== Data shown ==
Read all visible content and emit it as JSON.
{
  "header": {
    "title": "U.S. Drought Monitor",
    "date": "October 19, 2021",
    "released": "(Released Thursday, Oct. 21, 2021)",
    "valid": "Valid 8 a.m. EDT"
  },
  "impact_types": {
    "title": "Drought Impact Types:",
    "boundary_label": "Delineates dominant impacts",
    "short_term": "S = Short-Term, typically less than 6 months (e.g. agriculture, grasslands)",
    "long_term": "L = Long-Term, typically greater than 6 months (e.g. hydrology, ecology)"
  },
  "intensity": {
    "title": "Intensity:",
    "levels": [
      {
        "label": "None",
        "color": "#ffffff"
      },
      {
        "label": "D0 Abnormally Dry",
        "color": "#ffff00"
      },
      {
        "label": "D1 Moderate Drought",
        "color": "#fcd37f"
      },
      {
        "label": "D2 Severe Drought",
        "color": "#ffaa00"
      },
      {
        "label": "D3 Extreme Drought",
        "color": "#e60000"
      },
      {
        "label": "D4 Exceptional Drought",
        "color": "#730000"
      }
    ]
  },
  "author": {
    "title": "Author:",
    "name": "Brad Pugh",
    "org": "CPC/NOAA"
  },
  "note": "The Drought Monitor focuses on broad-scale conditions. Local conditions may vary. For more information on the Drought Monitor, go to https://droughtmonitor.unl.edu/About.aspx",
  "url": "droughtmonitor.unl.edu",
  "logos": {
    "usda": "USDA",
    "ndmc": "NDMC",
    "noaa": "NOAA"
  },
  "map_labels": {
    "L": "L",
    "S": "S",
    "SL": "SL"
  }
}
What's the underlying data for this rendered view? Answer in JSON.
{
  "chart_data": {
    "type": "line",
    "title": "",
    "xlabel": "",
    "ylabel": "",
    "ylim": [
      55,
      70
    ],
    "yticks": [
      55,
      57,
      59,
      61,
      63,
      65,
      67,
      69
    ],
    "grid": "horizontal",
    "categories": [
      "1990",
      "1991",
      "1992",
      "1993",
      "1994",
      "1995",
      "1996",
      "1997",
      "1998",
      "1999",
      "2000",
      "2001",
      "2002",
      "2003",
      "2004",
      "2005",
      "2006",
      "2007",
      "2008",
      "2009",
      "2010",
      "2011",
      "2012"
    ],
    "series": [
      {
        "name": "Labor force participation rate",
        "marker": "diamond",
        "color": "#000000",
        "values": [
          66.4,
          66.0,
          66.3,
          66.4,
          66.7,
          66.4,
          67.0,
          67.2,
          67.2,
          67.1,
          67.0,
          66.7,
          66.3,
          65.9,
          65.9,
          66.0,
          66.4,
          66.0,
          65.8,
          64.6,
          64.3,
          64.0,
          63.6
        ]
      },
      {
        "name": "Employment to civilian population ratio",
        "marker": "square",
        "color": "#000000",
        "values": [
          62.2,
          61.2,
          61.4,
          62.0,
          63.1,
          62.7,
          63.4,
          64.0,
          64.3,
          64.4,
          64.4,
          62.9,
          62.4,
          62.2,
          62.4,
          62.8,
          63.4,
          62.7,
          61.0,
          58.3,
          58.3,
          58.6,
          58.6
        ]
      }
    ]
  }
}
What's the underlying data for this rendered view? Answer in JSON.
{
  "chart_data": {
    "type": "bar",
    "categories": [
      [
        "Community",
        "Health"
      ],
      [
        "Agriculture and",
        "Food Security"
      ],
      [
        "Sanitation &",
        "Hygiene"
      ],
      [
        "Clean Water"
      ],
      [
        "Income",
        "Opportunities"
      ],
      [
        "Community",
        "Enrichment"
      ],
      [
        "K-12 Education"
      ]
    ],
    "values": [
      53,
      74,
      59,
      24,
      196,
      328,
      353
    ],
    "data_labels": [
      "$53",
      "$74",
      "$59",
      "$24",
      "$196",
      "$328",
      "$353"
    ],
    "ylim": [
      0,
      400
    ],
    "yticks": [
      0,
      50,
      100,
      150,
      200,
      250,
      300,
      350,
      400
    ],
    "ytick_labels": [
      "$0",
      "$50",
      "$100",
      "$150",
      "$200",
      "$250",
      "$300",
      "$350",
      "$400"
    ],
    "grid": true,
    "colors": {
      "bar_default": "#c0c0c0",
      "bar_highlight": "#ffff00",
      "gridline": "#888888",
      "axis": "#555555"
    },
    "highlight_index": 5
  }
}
===
• [Aim]: Copy out the full material exactly as it appears.

• [Exercise answer]:
Read all visible content and emit it as JSON.
{
  "header": {
    "title": "U.S. Drought Monitor",
    "date": "October 19, 2021",
    "released": "(Released Thursday, Oct. 21, 2021)",
    "valid": "Valid 8 a.m. EDT"
  },
  "impact_types": {
    "title": "Drought Impact Types:",
    "boundary_label": "Delineates dominant impacts",
    "short_term": "S = Short-Term, typically less than 6 months (e.g. agriculture, grasslands)",
    "long_term": "L = Long-Term, typically greater than 6 months (e.g. hydrology, ecology)"
  },
  "intensity": {
    "title": "Intensity:",
    "levels": [
      {
        "label": "None",
        "color": "#ffffff"
      },
      {
        "label": "D0 Abnormally Dry",
        "color": "#ffff00"
      },
      {
        "label": "D1 Moderate Drought",
        "color": "#fcd37f"
      },
      {
        "label": "D2 Severe Drought",
        "color": "#ffaa00"
      },
      {
        "label": "D3 Extreme Drought",
        "color": "#e60000"
      },
      {
        "label": "D4 Exceptional Drought",
        "color": "#730000"
      }
    ]
  },
  "author": {
    "title": "Author:",
    "name": "Brad Pugh",
    "org": "CPC/NOAA"
  },
  "note": "The Drought Monitor focuses on broad-scale conditions. Local conditions may vary. For more information on the Drought Monitor, go to https://droughtmonitor.unl.edu/About.aspx",
  "url": "droughtmonitor.unl.edu",
  "logos": {
    "usda": "USDA",
    "ndmc": "NDMC",
    "noaa": "NOAA"
  },
  "map_labels": {
    "L": "L",
    "S": "S",
    "SL": "SL"
  }
}
What's the underlying data for this rendered view? Answer in JSON.
{
  "chart_data": {
    "type": "line",
    "title": "",
    "xlabel": "",
    "ylabel": "",
    "ylim": [
      55,
      70
    ],
    "yticks": [
      55,
      57,
      59,
      61,
      63,
      65,
      67,
      69
    ],
    "grid": "horizontal",
    "categories": [
      "1990",
      "1991",
      "1992",
      "1993",
      "1994",
      "1995",
      "1996",
      "1997",
      "1998",
      "1999",
      "2000",
      "2001",
      "2002",
      "2003",
      "2004",
      "2005",
      "2006",
      "2007",
      "2008",
      "2009",
      "2010",
      "2011",
      "2012"
    ],
    "series": [
      {
        "name": "Labor force participation rate",
        "marker": "diamond",
        "color": "#000000",
        "values": [
          66.4,
          66.0,
          66.3,
          66.4,
          66.7,
          66.4,
          67.0,
          67.2,
          67.2,
          67.1,
          67.0,
          66.7,
          66.3,
          65.9,
          65.9,
          66.0,
          66.4,
          66.0,
          65.8,
          64.6,
          64.3,
          64.0,
          63.6
        ]
      },
      {
        "name": "Employment to civilian population ratio",
        "marker": "square",
        "color": "#000000",
        "values": [
          62.2,
          61.2,
          61.4,
          62.0,
          63.1,
          62.7,
          63.4,
          64.0,
          64.3,
          64.4,
          64.4,
          62.9,
          62.4,
          62.2,
          62.4,
          62.8,
          63.4,
          62.7,
          61.0,
          58.3,
          58.3,
          58.6,
          58.6
        ]
      }
    ]
  }
}
What's the underlying data for this rendered view? Answer in JSON.
{
  "chart_data": {
    "type": "bar",
    "categories": [
      [
        "Community",
        "Health"
      ],
      [
        "Agriculture and",
        "Food Security"
      ],
      [
        "Sanitation &",
        "Hygiene"
      ],
      [
        "Clean Water"
      ],
      [
        "Income",
        "Opportunities"
      ],
      [
        "Community",
        "Enrichment"
      ],
      [
        "K-12 Education"
      ]
    ],
    "values": [
      53,
      74,
      59,
      24,
      196,
      328,
      353
    ],
    "data_labels": [
      "$53",
      "$74",
      "$59",
      "$24",
      "$196",
      "$328",
      "$353"
    ],
    "ylim": [
      0,
      400
    ],
    "yticks": [
      0,
      50,
      100,
      150,
      200,
      250,
      300,
      350,
      400
    ],
    "ytick_labels": [
      "$0",
      "$50",
      "$100",
      "$150",
      "$200",
      "$250",
      "$300",
      "$350",
      "$400"
    ],
    "grid": true,
    "colors": {
      "bar_default": "#c0c0c0",
      "bar_highlight": "#ffff00",
      "gridline": "#888888",
      "axis": "#555555"
    },
    "highlight_index": 5
  }
}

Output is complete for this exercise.